__What you will do__: Report how many lines of the listing below include the word "this". Give nothing but the number.

__Dataset__:
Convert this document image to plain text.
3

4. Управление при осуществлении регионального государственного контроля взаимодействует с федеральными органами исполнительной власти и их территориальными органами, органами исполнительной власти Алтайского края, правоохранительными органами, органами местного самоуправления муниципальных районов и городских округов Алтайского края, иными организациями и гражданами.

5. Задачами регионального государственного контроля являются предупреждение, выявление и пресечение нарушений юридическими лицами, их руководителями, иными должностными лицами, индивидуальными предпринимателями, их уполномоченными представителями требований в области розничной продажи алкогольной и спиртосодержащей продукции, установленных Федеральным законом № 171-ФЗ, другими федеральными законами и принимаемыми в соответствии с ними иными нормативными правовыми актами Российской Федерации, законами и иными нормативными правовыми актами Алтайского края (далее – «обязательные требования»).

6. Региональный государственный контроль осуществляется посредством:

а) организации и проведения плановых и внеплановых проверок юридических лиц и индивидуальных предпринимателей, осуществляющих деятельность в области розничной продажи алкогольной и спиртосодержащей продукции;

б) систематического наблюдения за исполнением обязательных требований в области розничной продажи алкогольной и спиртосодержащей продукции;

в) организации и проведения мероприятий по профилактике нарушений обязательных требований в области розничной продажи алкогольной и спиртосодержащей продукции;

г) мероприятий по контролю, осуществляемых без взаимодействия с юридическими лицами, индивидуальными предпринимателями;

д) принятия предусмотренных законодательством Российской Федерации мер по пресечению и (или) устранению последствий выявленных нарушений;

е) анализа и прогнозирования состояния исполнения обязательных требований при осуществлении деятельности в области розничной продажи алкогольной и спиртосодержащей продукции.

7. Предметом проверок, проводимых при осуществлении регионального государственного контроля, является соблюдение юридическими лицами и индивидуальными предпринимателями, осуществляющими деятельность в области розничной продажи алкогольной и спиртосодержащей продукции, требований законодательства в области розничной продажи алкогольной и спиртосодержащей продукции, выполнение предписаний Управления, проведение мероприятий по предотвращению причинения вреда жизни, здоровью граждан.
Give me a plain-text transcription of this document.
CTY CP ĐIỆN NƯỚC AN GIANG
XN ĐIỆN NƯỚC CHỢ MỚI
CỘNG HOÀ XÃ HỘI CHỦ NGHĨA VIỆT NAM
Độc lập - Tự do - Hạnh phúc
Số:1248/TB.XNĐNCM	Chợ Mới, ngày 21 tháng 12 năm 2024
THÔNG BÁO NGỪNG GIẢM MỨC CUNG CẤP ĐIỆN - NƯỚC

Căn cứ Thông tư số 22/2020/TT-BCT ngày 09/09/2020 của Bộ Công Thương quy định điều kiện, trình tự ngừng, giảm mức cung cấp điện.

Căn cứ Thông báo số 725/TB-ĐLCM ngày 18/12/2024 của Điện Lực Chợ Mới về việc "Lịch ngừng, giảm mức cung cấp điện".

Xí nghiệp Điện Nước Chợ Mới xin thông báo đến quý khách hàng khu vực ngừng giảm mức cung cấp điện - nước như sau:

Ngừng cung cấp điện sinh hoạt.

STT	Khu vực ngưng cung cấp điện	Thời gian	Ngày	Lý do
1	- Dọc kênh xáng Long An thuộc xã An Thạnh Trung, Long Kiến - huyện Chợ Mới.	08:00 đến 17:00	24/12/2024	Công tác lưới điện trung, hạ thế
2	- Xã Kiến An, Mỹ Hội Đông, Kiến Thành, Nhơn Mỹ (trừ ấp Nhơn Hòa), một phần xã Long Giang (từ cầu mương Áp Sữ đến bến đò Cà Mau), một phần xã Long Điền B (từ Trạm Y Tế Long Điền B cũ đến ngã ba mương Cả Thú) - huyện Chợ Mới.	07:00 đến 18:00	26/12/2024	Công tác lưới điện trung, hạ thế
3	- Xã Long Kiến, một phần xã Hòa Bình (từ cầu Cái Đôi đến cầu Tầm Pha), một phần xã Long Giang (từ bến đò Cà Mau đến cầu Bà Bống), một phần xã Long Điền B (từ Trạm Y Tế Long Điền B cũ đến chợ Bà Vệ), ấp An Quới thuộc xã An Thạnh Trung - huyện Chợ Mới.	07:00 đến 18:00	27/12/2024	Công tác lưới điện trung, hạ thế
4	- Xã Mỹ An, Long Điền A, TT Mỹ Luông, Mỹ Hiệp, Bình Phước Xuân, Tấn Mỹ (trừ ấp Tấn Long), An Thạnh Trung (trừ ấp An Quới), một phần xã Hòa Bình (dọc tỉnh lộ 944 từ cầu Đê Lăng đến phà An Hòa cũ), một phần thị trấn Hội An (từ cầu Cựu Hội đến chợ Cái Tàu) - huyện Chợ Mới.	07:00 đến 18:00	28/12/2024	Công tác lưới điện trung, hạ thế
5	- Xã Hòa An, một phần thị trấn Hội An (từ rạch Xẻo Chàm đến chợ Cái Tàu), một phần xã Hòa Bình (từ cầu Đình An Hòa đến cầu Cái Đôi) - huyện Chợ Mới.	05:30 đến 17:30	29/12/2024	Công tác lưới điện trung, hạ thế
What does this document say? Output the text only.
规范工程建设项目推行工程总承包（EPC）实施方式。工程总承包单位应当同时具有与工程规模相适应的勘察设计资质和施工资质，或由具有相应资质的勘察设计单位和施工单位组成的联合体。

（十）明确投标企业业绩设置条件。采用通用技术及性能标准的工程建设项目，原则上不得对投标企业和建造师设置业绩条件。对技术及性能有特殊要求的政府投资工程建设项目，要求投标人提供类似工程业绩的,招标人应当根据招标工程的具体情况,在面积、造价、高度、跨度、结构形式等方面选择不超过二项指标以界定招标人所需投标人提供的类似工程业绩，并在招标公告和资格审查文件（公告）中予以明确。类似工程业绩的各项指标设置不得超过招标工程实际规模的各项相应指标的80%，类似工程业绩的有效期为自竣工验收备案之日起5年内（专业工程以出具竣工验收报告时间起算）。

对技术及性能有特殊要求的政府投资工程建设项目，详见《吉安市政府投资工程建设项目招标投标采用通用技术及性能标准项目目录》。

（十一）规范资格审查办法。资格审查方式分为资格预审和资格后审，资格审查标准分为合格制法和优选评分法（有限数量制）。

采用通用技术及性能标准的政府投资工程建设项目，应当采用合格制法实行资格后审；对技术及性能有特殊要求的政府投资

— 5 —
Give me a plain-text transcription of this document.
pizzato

__Output below__: 4